**SHORT PROBLEM:** Write out the listing exactly as it is given.

##### SOURCE RECORDS #####

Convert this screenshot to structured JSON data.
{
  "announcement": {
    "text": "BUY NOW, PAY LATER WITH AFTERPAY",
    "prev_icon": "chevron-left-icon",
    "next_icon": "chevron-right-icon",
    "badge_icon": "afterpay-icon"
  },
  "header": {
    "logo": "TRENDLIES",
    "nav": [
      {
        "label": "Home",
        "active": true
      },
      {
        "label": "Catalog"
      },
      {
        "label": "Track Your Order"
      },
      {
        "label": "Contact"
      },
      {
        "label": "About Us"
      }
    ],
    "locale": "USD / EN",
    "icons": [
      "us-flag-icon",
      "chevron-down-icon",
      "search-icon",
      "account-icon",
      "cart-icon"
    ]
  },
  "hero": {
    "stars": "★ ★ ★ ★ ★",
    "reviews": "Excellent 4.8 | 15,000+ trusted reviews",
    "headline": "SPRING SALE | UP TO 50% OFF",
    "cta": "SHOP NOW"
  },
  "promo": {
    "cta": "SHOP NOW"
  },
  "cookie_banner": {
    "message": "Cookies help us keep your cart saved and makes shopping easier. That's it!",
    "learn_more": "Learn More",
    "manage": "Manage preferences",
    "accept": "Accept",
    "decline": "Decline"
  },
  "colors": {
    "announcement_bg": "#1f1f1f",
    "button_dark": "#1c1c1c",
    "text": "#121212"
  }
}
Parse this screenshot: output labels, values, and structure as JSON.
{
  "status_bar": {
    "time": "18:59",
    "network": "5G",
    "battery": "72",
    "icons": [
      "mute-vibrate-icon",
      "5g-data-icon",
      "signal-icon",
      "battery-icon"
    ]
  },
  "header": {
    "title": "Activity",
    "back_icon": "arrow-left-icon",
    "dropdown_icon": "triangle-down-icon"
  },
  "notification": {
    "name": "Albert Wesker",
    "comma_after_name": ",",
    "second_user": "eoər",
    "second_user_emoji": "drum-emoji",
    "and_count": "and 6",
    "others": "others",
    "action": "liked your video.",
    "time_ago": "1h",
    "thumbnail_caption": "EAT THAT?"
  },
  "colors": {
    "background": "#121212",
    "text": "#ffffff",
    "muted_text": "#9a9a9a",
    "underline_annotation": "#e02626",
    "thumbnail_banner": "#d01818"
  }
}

#####

**ANSWER TO THIS TASK:**
Convert this screenshot to structured JSON data.
{
  "announcement": {
    "text": "BUY NOW, PAY LATER WITH AFTERPAY",
    "prev_icon": "chevron-left-icon",
    "next_icon": "chevron-right-icon",
    "badge_icon": "afterpay-icon"
  },
  "header": {
    "logo": "TRENDLIES",
    "nav": [
      {
        "label": "Home",
        "active": true
      },
      {
        "label": "Catalog"
      },
      {
        "label": "Track Your Order"
      },
      {
        "label": "Contact"
      },
      {
        "label": "About Us"
      }
    ],
    "locale": "USD / EN",
    "icons": [
      "us-flag-icon",
      "chevron-down-icon",
      "search-icon",
      "account-icon",
      "cart-icon"
    ]
  },
  "hero": {
    "stars": "★ ★ ★ ★ ★",
    "reviews": "Excellent 4.8 | 15,000+ trusted reviews",
    "headline": "SPRING SALE | UP TO 50% OFF",
    "cta": "SHOP NOW"
  },
  "promo": {
    "cta": "SHOP NOW"
  },
  "cookie_banner": {
    "message": "Cookies help us keep your cart saved and makes shopping easier. That's it!",
    "learn_more": "Learn More",
    "manage": "Manage preferences",
    "accept": "Accept",
    "decline": "Decline"
  },
  "colors": {
    "announcement_bg": "#1f1f1f",
    "button_dark": "#1c1c1c",
    "text": "#121212"
  }
}
Parse this screenshot: output labels, values, and structure as JSON.
{
  "status_bar": {
    "time": "18:59",
    "network": "5G",
    "battery": "72",
    "icons": [
      "mute-vibrate-icon",
      "5g-data-icon",
      "signal-icon",
      "battery-icon"
    ]
  },
  "header": {
    "title": "Activity",
    "back_icon": "arrow-left-icon",
    "dropdown_icon": "triangle-down-icon"
  },
  "notification": {
    "name": "Albert Wesker",
    "comma_after_name": ",",
    "second_user": "eoər",
    "second_user_emoji": "drum-emoji",
    "and_count": "and 6",
    "others": "others",
    "action": "liked your video.",
    "time_ago": "1h",
    "thumbnail_caption": "EAT THAT?"
  },
  "colors": {
    "background": "#121212",
    "text": "#ffffff",
    "muted_text": "#9a9a9a",
    "underline_annotation": "#e02626",
    "thumbnail_banner": "#d01818"
  }
}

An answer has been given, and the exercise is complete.